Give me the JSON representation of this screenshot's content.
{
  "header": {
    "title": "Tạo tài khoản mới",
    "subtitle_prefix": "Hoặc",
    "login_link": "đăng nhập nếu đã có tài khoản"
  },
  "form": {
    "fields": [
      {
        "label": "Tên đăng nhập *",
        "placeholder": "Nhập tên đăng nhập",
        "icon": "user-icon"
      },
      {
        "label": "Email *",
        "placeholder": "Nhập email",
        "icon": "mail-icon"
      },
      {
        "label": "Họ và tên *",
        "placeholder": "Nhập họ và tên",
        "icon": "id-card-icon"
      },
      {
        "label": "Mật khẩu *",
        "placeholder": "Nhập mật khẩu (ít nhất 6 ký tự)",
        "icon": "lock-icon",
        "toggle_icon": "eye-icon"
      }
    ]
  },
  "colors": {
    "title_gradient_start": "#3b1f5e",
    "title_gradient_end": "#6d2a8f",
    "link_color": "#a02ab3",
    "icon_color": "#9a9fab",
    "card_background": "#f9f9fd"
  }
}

################

= WHAT IS ASKED =
Extract the complete set of records unchanged.

= EXPECTED ANSWER =
Give me the JSON representation of this screenshot's content.
{
  "header": {
    "title": "Tạo tài khoản mới",
    "subtitle_prefix": "Hoặc",
    "login_link": "đăng nhập nếu đã có tài khoản"
  },
  "form": {
    "fields": [
      {
        "label": "Tên đăng nhập *",
        "placeholder": "Nhập tên đăng nhập",
        "icon": "user-icon"
      },
      {
        "label": "Email *",
        "placeholder": "Nhập email",
        "icon": "mail-icon"
      },
      {
        "label": "Họ và tên *",
        "placeholder": "Nhập họ và tên",
        "icon": "id-card-icon"
      },
      {
        "label": "Mật khẩu *",
        "placeholder": "Nhập mật khẩu (ít nhất 6 ký tự)",
        "icon": "lock-icon",
        "toggle_icon": "eye-icon"
      }
    ]
  },
  "colors": {
    "title_gradient_start": "#3b1f5e",
    "title_gradient_end": "#6d2a8f",
    "link_color": "#a02ab3",
    "icon_color": "#9a9fab",
    "card_background": "#f9f9fd"
  }
}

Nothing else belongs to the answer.